Rows from a dataset —
>>>
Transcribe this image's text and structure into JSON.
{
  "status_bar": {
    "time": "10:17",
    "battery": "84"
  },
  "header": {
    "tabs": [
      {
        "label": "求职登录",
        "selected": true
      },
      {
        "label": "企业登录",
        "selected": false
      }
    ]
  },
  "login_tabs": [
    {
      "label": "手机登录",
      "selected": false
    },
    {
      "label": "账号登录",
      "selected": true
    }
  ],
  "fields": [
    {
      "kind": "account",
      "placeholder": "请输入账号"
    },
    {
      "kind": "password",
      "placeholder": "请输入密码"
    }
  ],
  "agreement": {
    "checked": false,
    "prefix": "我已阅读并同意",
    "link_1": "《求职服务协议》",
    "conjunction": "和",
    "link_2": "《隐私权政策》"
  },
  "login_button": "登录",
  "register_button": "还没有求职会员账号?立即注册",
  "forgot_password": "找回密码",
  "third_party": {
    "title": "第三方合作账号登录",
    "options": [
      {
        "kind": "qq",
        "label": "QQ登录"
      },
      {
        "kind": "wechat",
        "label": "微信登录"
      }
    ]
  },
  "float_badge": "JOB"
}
<<<
TASK PROMPT —
Take the listing above and set it down exactly.

WORKED SOLUTION —
Transcribe this image's text and structure into JSON.
{
  "status_bar": {
    "time": "10:17",
    "battery": "84"
  },
  "header": {
    "tabs": [
      {
        "label": "求职登录",
        "selected": true
      },
      {
        "label": "企业登录",
        "selected": false
      }
    ]
  },
  "login_tabs": [
    {
      "label": "手机登录",
      "selected": false
    },
    {
      "label": "账号登录",
      "selected": true
    }
  ],
  "fields": [
    {
      "kind": "account",
      "placeholder": "请输入账号"
    },
    {
      "kind": "password",
      "placeholder": "请输入密码"
    }
  ],
  "agreement": {
    "checked": false,
    "prefix": "我已阅读并同意",
    "link_1": "《求职服务协议》",
    "conjunction": "和",
    "link_2": "《隐私权政策》"
  },
  "login_button": "登录",
  "register_button": "还没有求职会员账号?立即注册",
  "forgot_password": "找回密码",
  "third_party": {
    "title": "第三方合作账号登录",
    "options": [
      {
        "kind": "qq",
        "label": "QQ登录"
      },
      {
        "kind": "wechat",
        "label": "微信登录"
      }
    ]
  },
  "float_badge": "JOB"
}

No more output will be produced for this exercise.